[Records from a collection of figures]
----------------

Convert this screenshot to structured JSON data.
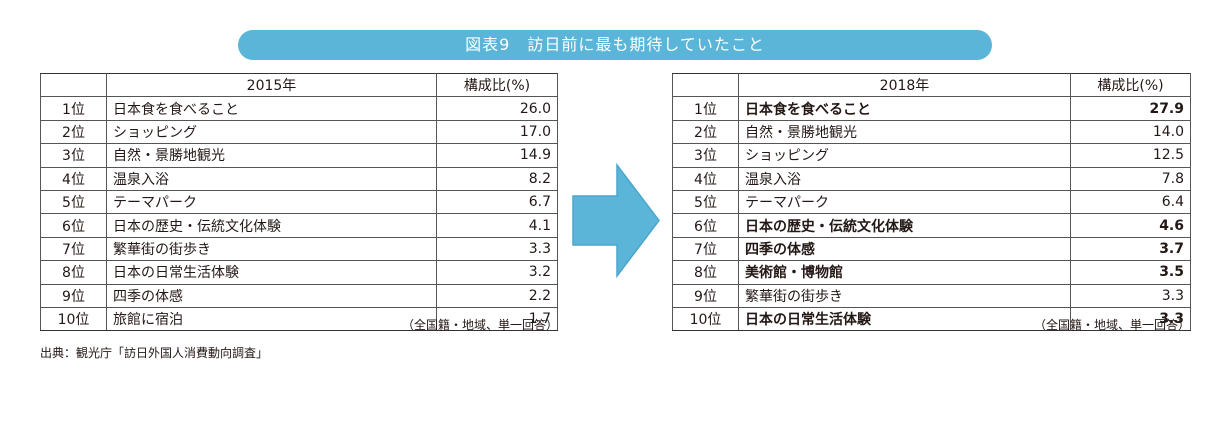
{
  "title": "図表9　訪日前に最も期待していたこと",
  "left": {
    "year_header": "2015年",
    "ratio_header": "構成比(%)",
    "rows": [
      {
        "rank": "1位",
        "item": "日本食を食べること",
        "value": "26.0"
      },
      {
        "rank": "2位",
        "item": "ショッピング",
        "value": "17.0"
      },
      {
        "rank": "3位",
        "item": "自然・景勝地観光",
        "value": "14.9"
      },
      {
        "rank": "4位",
        "item": "温泉入浴",
        "value": "8.2"
      },
      {
        "rank": "5位",
        "item": "テーマパーク",
        "value": "6.7"
      },
      {
        "rank": "6位",
        "item": "日本の歴史・伝統文化体験",
        "value": "4.1"
      },
      {
        "rank": "7位",
        "item": "繁華街の街歩き",
        "value": "3.3"
      },
      {
        "rank": "8位",
        "item": "日本の日常生活体験",
        "value": "3.2"
      },
      {
        "rank": "9位",
        "item": "四季の体感",
        "value": "2.2"
      },
      {
        "rank": "10位",
        "item": "旅館に宿泊",
        "value": "1.7"
      }
    ],
    "note": "（全国籍・地域、単一回答）"
  },
  "right": {
    "year_header": "2018年",
    "ratio_header": "構成比(%)",
    "rows": [
      {
        "rank": "1位",
        "item": "日本食を食べること",
        "value": "27.9"
      },
      {
        "rank": "2位",
        "item": "自然・景勝地観光",
        "value": "14.0"
      },
      {
        "rank": "3位",
        "item": "ショッピング",
        "value": "12.5"
      },
      {
        "rank": "4位",
        "item": "温泉入浴",
        "value": "7.8"
      },
      {
        "rank": "5位",
        "item": "テーマパーク",
        "value": "6.4"
      },
      {
        "rank": "6位",
        "item": "日本の歴史・伝統文化体験",
        "value": "4.6"
      },
      {
        "rank": "7位",
        "item": "四季の体感",
        "value": "3.7"
      },
      {
        "rank": "8位",
        "item": "美術館・博物館",
        "value": "3.5"
      },
      {
        "rank": "9位",
        "item": "繁華街の街歩き",
        "value": "3.3"
      },
      {
        "rank": "10位",
        "item": "日本の日常生活体験",
        "value": "3.3"
      }
    ],
    "note": "（全国籍・地域、単一回答）"
  },
  "source": "出典：観光庁「訪日外国人消費動向調査」",
  "colors": {
    "banner": "#5ab5d8",
    "arrow_fill": "#5ab5d8",
    "text": "#231815"
  },
  "icons": {
    "arrow": "right-arrow-icon"
  }
}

----------------

What to produce:
Reproduce the whole listing above word for word, but not its pictures.

Finished answer:
Convert this screenshot to structured JSON data.
{
  "title": "図表9　訪日前に最も期待していたこと",
  "left": {
    "year_header": "2015年",
    "ratio_header": "構成比(%)",
    "rows": [
      {
        "rank": "1位",
        "item": "日本食を食べること",
        "value": "26.0"
      },
      {
        "rank": "2位",
        "item": "ショッピング",
        "value": "17.0"
      },
      {
        "rank": "3位",
        "item": "自然・景勝地観光",
        "value": "14.9"
      },
      {
        "rank": "4位",
        "item": "温泉入浴",
        "value": "8.2"
      },
      {
        "rank": "5位",
        "item": "テーマパーク",
        "value": "6.7"
      },
      {
        "rank": "6位",
        "item": "日本の歴史・伝統文化体験",
        "value": "4.1"
      },
      {
        "rank": "7位",
        "item": "繁華街の街歩き",
        "value": "3.3"
      },
      {
        "rank": "8位",
        "item": "日本の日常生活体験",
        "value": "3.2"
      },
      {
        "rank": "9位",
        "item": "四季の体感",
        "value": "2.2"
      },
      {
        "rank": "10位",
        "item": "旅館に宿泊",
        "value": "1.7"
      }
    ],
    "note": "（全国籍・地域、単一回答）"
  },
  "right": {
    "year_header": "2018年",
    "ratio_header": "構成比(%)",
    "rows": [
      {
        "rank": "1位",
        "item": "日本食を食べること",
        "value": "27.9"
      },
      {
        "rank": "2位",
        "item": "自然・景勝地観光",
        "value": "14.0"
      },
      {
        "rank": "3位",
        "item": "ショッピング",
        "value": "12.5"
      },
      {
        "rank": "4位",
        "item": "温泉入浴",
        "value": "7.8"
      },
      {
        "rank": "5位",
        "item": "テーマパーク",
        "value": "6.4"
      },
      {
        "rank": "6位",
        "item": "日本の歴史・伝統文化体験",
        "value": "4.6"
      },
      {
        "rank": "7位",
        "item": "四季の体感",
        "value": "3.7"
      },
      {
        "rank": "8位",
        "item": "美術館・博物館",
        "value": "3.5"
      },
      {
        "rank": "9位",
        "item": "繁華街の街歩き",
        "value": "3.3"
      },
      {
        "rank": "10位",
        "item": "日本の日常生活体験",
        "value": "3.3"
      }
    ],
    "note": "（全国籍・地域、単一回答）"
  },
  "source": "出典：観光庁「訪日外国人消費動向調査」",
  "colors": {
    "banner": "#5ab5d8",
    "arrow_fill": "#5ab5d8",
    "text": "#231815"
  },
  "icons": {
    "arrow": "right-arrow-icon"
  }
}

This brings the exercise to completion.